GIVEN REQUEST – Quote all entries exactly, leaving pictures aside.

Records from a data source –
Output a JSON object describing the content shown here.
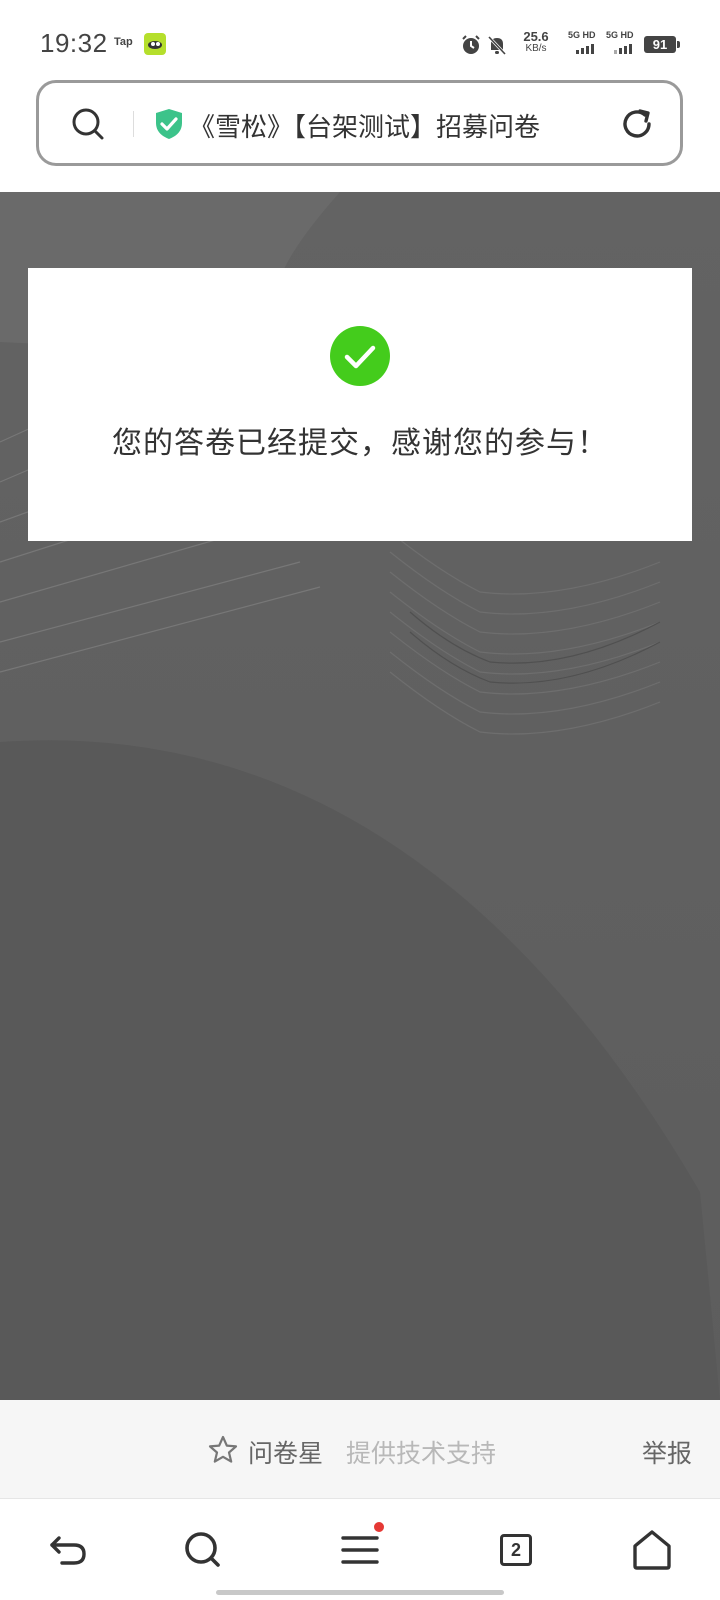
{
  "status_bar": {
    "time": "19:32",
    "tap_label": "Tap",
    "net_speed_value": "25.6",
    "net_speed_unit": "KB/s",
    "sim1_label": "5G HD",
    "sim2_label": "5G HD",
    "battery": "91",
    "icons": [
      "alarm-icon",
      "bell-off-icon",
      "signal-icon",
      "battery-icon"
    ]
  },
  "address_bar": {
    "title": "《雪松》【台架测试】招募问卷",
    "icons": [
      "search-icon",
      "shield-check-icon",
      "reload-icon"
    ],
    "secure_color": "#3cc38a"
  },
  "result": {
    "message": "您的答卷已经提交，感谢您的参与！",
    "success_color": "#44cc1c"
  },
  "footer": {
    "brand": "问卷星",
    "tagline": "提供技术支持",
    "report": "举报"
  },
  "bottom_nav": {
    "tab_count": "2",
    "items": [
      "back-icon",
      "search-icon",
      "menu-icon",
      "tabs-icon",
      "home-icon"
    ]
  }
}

COMPLETED EXERCISE –
Output a JSON object describing the content shown here.
{
  "status_bar": {
    "time": "19:32",
    "tap_label": "Tap",
    "net_speed_value": "25.6",
    "net_speed_unit": "KB/s",
    "sim1_label": "5G HD",
    "sim2_label": "5G HD",
    "battery": "91",
    "icons": [
      "alarm-icon",
      "bell-off-icon",
      "signal-icon",
      "battery-icon"
    ]
  },
  "address_bar": {
    "title": "《雪松》【台架测试】招募问卷",
    "icons": [
      "search-icon",
      "shield-check-icon",
      "reload-icon"
    ],
    "secure_color": "#3cc38a"
  },
  "result": {
    "message": "您的答卷已经提交，感谢您的参与！",
    "success_color": "#44cc1c"
  },
  "footer": {
    "brand": "问卷星",
    "tagline": "提供技术支持",
    "report": "举报"
  },
  "bottom_nav": {
    "tab_count": "2",
    "items": [
      "back-icon",
      "search-icon",
      "menu-icon",
      "tabs-icon",
      "home-icon"
    ]
  }
}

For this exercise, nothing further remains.